> **Challenge**
Copy every line from the records below that holds the word "dark".

> **Raw data**
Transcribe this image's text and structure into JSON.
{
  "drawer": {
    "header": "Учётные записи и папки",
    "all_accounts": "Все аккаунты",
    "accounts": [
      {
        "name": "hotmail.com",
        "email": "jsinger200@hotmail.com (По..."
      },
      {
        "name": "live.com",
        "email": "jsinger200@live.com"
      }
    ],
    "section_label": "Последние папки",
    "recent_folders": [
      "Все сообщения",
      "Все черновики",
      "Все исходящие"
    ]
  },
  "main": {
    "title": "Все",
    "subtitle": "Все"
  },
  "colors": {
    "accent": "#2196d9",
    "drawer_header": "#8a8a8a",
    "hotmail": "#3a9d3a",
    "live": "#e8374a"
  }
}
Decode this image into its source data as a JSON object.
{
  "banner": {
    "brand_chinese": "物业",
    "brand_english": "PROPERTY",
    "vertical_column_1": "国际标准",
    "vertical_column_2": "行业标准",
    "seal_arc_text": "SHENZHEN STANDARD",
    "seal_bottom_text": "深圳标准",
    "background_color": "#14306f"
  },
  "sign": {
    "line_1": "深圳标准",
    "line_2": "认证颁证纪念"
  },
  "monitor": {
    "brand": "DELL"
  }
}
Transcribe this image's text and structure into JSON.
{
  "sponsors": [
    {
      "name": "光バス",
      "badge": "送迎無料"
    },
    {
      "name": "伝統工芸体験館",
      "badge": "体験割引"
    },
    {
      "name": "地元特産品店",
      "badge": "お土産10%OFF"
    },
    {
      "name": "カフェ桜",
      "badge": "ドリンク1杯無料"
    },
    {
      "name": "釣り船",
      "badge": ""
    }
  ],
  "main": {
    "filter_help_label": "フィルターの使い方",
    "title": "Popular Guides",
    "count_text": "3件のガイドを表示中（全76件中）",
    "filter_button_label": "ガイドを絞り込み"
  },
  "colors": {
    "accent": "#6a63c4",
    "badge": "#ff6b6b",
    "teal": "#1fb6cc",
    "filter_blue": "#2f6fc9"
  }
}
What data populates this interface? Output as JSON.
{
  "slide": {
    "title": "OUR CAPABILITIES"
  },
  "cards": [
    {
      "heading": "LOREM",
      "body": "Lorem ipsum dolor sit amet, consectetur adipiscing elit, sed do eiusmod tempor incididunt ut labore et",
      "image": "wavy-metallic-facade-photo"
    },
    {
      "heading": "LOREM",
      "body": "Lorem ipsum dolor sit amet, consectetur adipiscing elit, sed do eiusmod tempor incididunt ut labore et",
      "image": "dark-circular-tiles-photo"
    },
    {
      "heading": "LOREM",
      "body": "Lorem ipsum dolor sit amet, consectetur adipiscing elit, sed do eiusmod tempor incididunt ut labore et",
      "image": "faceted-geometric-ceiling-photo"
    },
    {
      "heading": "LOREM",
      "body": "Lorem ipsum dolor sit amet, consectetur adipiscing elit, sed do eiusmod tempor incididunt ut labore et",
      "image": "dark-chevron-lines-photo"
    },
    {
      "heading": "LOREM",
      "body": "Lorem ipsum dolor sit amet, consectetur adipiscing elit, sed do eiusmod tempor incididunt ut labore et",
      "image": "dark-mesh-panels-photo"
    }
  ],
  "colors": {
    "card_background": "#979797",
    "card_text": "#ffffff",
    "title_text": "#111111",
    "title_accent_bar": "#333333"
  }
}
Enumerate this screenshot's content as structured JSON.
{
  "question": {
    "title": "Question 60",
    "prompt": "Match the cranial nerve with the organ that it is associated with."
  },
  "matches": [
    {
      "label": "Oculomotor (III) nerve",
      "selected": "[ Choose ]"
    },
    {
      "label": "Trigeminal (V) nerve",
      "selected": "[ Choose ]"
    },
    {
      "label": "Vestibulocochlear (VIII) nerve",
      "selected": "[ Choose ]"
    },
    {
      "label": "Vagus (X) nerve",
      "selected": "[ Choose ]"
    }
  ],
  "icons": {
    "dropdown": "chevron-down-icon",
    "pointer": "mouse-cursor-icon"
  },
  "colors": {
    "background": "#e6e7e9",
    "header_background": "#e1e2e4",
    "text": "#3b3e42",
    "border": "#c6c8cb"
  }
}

> **The result**
      "image": "dark-circular-tiles-photo"
      "image": "dark-chevron-lines-photo"
      "image": "dark-mesh-panels-photo"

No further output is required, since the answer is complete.